Stored data:
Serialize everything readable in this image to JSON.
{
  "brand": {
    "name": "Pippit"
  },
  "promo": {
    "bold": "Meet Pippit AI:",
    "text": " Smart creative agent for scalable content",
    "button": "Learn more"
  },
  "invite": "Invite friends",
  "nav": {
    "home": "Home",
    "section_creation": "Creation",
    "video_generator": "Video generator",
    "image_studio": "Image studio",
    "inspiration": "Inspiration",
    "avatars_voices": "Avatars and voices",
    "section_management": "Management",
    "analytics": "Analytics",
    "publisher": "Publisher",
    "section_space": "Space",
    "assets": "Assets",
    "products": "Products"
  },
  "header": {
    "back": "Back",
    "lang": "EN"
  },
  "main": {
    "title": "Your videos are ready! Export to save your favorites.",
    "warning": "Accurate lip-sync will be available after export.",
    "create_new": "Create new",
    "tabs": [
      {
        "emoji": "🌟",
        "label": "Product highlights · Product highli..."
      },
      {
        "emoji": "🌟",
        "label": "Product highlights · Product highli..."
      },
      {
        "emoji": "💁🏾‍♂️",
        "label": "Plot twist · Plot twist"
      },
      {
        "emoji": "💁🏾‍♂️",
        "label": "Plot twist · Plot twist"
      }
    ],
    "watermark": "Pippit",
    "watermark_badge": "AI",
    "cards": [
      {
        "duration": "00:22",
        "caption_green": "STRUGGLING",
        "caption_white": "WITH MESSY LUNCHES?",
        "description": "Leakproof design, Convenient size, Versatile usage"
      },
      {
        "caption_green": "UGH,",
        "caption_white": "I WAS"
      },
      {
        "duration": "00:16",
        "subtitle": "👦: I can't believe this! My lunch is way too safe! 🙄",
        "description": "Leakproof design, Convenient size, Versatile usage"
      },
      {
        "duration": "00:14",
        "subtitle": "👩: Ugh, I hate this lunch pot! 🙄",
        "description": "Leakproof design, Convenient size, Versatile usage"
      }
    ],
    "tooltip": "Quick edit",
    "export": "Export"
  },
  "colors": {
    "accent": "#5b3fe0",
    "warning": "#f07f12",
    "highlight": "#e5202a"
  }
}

= Objective =
Please quote the records above exactly, without skipping a line.

= Reply =
Serialize everything readable in this image to JSON.
{
  "brand": {
    "name": "Pippit"
  },
  "promo": {
    "bold": "Meet Pippit AI:",
    "text": " Smart creative agent for scalable content",
    "button": "Learn more"
  },
  "invite": "Invite friends",
  "nav": {
    "home": "Home",
    "section_creation": "Creation",
    "video_generator": "Video generator",
    "image_studio": "Image studio",
    "inspiration": "Inspiration",
    "avatars_voices": "Avatars and voices",
    "section_management": "Management",
    "analytics": "Analytics",
    "publisher": "Publisher",
    "section_space": "Space",
    "assets": "Assets",
    "products": "Products"
  },
  "header": {
    "back": "Back",
    "lang": "EN"
  },
  "main": {
    "title": "Your videos are ready! Export to save your favorites.",
    "warning": "Accurate lip-sync will be available after export.",
    "create_new": "Create new",
    "tabs": [
      {
        "emoji": "🌟",
        "label": "Product highlights · Product highli..."
      },
      {
        "emoji": "🌟",
        "label": "Product highlights · Product highli..."
      },
      {
        "emoji": "💁🏾‍♂️",
        "label": "Plot twist · Plot twist"
      },
      {
        "emoji": "💁🏾‍♂️",
        "label": "Plot twist · Plot twist"
      }
    ],
    "watermark": "Pippit",
    "watermark_badge": "AI",
    "cards": [
      {
        "duration": "00:22",
        "caption_green": "STRUGGLING",
        "caption_white": "WITH MESSY LUNCHES?",
        "description": "Leakproof design, Convenient size, Versatile usage"
      },
      {
        "caption_green": "UGH,",
        "caption_white": "I WAS"
      },
      {
        "duration": "00:16",
        "subtitle": "👦: I can't believe this! My lunch is way too safe! 🙄",
        "description": "Leakproof design, Convenient size, Versatile usage"
      },
      {
        "duration": "00:14",
        "subtitle": "👩: Ugh, I hate this lunch pot! 🙄",
        "description": "Leakproof design, Convenient size, Versatile usage"
      }
    ],
    "tooltip": "Quick edit",
    "export": "Export"
  },
  "colors": {
    "accent": "#5b3fe0",
    "warning": "#f07f12",
    "highlight": "#e5202a"
  }
}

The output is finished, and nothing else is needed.